— BEGIN The input —

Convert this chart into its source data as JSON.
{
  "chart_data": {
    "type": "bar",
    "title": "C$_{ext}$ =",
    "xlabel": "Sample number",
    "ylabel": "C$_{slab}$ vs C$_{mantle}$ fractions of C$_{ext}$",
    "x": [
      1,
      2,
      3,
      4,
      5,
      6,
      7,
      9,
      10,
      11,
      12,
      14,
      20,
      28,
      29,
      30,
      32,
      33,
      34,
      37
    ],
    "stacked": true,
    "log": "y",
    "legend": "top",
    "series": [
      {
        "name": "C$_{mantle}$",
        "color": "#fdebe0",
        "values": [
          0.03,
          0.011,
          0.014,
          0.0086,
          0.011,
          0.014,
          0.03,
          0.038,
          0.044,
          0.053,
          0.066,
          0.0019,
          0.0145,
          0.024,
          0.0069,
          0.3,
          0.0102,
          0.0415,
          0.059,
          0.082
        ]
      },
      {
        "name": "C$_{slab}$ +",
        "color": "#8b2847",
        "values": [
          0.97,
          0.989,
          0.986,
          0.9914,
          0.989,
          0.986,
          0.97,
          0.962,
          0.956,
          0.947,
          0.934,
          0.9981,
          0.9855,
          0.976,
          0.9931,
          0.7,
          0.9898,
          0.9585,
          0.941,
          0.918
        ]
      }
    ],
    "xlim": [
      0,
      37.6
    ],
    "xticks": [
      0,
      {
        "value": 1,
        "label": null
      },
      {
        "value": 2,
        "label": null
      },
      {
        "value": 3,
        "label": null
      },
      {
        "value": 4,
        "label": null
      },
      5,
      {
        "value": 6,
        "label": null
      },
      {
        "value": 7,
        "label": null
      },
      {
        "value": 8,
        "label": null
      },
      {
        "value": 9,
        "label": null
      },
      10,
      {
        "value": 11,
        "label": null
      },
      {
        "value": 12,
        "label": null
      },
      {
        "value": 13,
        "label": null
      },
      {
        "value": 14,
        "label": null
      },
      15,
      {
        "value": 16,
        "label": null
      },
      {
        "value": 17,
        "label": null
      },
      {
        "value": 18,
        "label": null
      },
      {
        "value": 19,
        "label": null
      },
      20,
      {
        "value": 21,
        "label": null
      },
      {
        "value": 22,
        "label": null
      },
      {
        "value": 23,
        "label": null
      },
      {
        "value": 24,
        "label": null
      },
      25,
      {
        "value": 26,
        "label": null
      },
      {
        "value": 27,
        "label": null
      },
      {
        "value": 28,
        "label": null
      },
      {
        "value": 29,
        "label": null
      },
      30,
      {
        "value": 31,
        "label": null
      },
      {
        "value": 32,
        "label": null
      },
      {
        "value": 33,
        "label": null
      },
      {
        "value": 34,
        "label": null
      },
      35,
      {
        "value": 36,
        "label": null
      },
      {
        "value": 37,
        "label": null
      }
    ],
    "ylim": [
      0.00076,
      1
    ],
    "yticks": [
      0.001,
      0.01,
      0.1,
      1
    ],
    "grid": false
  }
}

— END The input —

[Prompt] Pull out each record as written and restate it exactly.

[Exercise answer]
Convert this chart into its source data as JSON.
{
  "chart_data": {
    "type": "bar",
    "title": "C$_{ext}$ =",
    "xlabel": "Sample number",
    "ylabel": "C$_{slab}$ vs C$_{mantle}$ fractions of C$_{ext}$",
    "x": [
      1,
      2,
      3,
      4,
      5,
      6,
      7,
      9,
      10,
      11,
      12,
      14,
      20,
      28,
      29,
      30,
      32,
      33,
      34,
      37
    ],
    "stacked": true,
    "log": "y",
    "legend": "top",
    "series": [
      {
        "name": "C$_{mantle}$",
        "color": "#fdebe0",
        "values": [
          0.03,
          0.011,
          0.014,
          0.0086,
          0.011,
          0.014,
          0.03,
          0.038,
          0.044,
          0.053,
          0.066,
          0.0019,
          0.0145,
          0.024,
          0.0069,
          0.3,
          0.0102,
          0.0415,
          0.059,
          0.082
        ]
      },
      {
        "name": "C$_{slab}$ +",
        "color": "#8b2847",
        "values": [
          0.97,
          0.989,
          0.986,
          0.9914,
          0.989,
          0.986,
          0.97,
          0.962,
          0.956,
          0.947,
          0.934,
          0.9981,
          0.9855,
          0.976,
          0.9931,
          0.7,
          0.9898,
          0.9585,
          0.941,
          0.918
        ]
      }
    ],
    "xlim": [
      0,
      37.6
    ],
    "xticks": [
      0,
      {
        "value": 1,
        "label": null
      },
      {
        "value": 2,
        "label": null
      },
      {
        "value": 3,
        "label": null
      },
      {
        "value": 4,
        "label": null
      },
      5,
      {
        "value": 6,
        "label": null
      },
      {
        "value": 7,
        "label": null
      },
      {
        "value": 8,
        "label": null
      },
      {
        "value": 9,
        "label": null
      },
      10,
      {
        "value": 11,
        "label": null
      },
      {
        "value": 12,
        "label": null
      },
      {
        "value": 13,
        "label": null
      },
      {
        "value": 14,
        "label": null
      },
      15,
      {
        "value": 16,
        "label": null
      },
      {
        "value": 17,
        "label": null
      },
      {
        "value": 18,
        "label": null
      },
      {
        "value": 19,
        "label": null
      },
      20,
      {
        "value": 21,
        "label": null
      },
      {
        "value": 22,
        "label": null
      },
      {
        "value": 23,
        "label": null
      },
      {
        "value": 24,
        "label": null
      },
      25,
      {
        "value": 26,
        "label": null
      },
      {
        "value": 27,
        "label": null
      },
      {
        "value": 28,
        "label": null
      },
      {
        "value": 29,
        "label": null
      },
      30,
      {
        "value": 31,
        "label": null
      },
      {
        "value": 32,
        "label": null
      },
      {
        "value": 33,
        "label": null
      },
      {
        "value": 34,
        "label": null
      },
      35,
      {
        "value": 36,
        "label": null
      },
      {
        "value": 37,
        "label": null
      }
    ],
    "ylim": [
      0.00076,
      1
    ],
    "yticks": [
      0.001,
      0.01,
      0.1,
      1
    ],
    "grid": false
  }
}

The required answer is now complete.